[Records excerpted from a collection]
::::
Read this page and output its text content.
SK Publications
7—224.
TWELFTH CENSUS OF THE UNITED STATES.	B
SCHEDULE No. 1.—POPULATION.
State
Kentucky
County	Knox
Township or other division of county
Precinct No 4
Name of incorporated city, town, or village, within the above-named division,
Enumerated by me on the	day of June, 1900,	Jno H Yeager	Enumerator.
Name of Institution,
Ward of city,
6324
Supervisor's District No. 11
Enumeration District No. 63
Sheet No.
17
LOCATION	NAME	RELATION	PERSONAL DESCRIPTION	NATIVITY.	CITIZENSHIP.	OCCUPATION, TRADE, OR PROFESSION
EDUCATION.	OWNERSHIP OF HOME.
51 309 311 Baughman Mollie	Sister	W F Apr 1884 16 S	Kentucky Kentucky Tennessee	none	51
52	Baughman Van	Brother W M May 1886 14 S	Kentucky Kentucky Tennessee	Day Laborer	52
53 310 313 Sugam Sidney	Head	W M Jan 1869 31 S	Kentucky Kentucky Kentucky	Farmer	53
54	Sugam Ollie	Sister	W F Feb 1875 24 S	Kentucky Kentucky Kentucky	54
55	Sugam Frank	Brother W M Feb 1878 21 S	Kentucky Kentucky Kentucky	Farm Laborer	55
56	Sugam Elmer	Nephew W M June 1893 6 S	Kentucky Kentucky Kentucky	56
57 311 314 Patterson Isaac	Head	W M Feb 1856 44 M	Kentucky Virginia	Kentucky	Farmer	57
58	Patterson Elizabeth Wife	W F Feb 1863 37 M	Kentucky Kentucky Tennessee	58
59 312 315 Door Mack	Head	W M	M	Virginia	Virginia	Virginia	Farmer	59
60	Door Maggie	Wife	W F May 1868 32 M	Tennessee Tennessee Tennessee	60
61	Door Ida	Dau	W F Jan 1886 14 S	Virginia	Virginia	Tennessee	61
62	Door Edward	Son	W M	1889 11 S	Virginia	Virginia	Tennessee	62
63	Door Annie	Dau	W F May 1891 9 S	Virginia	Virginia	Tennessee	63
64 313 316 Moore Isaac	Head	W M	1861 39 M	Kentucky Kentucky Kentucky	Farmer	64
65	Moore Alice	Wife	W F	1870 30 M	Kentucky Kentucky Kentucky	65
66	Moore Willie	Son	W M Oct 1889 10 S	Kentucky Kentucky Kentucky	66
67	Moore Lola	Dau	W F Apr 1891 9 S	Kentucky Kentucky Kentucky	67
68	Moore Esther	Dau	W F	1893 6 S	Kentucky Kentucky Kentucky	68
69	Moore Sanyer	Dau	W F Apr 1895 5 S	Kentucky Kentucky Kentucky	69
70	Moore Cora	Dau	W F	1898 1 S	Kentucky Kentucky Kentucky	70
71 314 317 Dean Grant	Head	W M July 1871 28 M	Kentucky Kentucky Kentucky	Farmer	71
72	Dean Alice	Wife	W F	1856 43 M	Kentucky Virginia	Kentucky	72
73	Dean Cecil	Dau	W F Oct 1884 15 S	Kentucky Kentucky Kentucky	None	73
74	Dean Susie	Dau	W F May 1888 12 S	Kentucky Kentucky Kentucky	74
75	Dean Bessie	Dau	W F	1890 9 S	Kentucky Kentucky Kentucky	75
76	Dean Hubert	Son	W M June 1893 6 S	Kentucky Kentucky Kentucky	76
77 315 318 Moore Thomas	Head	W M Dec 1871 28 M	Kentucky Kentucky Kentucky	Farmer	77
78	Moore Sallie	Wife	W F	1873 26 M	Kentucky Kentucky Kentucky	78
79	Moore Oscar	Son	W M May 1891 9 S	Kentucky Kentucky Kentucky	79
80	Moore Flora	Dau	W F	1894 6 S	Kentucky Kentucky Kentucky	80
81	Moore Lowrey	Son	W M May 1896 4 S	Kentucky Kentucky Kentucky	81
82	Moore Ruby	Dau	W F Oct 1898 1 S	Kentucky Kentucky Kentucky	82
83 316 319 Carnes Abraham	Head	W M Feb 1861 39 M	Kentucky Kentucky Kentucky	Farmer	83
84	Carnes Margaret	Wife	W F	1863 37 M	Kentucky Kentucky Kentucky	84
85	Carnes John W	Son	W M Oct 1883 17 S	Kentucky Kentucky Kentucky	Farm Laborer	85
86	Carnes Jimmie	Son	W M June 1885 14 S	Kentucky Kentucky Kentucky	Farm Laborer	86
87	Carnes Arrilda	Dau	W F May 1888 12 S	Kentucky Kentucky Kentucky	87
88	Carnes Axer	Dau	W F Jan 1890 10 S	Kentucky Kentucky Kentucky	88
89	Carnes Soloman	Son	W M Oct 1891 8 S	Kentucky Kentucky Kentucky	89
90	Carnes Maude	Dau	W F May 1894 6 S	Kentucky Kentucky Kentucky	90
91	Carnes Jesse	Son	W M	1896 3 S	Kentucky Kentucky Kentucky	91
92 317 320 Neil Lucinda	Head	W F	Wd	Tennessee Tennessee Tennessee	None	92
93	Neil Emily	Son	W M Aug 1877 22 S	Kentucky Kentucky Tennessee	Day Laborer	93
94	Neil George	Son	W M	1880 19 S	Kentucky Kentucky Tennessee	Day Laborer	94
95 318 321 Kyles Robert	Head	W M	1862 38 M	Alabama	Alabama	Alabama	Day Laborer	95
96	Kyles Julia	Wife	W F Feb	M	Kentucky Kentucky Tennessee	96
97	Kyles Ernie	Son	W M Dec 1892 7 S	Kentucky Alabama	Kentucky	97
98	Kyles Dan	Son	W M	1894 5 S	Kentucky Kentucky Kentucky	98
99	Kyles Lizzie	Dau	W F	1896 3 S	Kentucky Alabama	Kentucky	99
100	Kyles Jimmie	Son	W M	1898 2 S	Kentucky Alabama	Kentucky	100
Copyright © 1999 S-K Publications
::::
* _Work instructions_: Locate the string "Baughman" in the listing above and copy every line where it occurs.

* _Full solution_:
51 309 311 Baughman Mollie	Sister	W F Apr 1884 16 S	Kentucky Kentucky Tennessee	none	51
52	Baughman Van	Brother W M May 1886 14 S	Kentucky Kentucky Tennessee	Day Laborer	52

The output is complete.